--- Start Provided records ---

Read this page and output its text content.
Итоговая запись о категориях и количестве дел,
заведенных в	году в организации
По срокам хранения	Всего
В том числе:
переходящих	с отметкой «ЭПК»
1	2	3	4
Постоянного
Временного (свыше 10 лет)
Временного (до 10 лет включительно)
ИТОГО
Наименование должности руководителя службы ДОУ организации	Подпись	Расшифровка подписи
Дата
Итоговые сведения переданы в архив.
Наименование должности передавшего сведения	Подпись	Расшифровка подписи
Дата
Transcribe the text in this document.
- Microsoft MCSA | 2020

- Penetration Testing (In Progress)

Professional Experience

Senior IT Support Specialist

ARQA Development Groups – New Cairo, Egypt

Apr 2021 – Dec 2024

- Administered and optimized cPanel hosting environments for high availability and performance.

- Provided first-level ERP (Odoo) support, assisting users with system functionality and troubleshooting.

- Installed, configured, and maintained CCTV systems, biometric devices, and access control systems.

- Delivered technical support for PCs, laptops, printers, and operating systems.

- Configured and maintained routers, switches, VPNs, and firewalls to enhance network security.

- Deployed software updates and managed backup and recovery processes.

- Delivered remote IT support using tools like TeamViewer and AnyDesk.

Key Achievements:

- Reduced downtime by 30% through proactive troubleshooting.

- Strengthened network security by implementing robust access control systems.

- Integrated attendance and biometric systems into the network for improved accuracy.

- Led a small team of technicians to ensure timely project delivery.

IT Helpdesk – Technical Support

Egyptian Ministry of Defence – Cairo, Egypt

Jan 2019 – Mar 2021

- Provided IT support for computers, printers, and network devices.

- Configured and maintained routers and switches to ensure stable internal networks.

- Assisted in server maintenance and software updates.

--- End Provided records ---

→ Short exercise
Check the data for the word "updates" and pull out the lines that have it.

→ Solution for this problem
- Deployed software updates and managed backup and recovery processes.
- Assisted in server maintenance and software updates.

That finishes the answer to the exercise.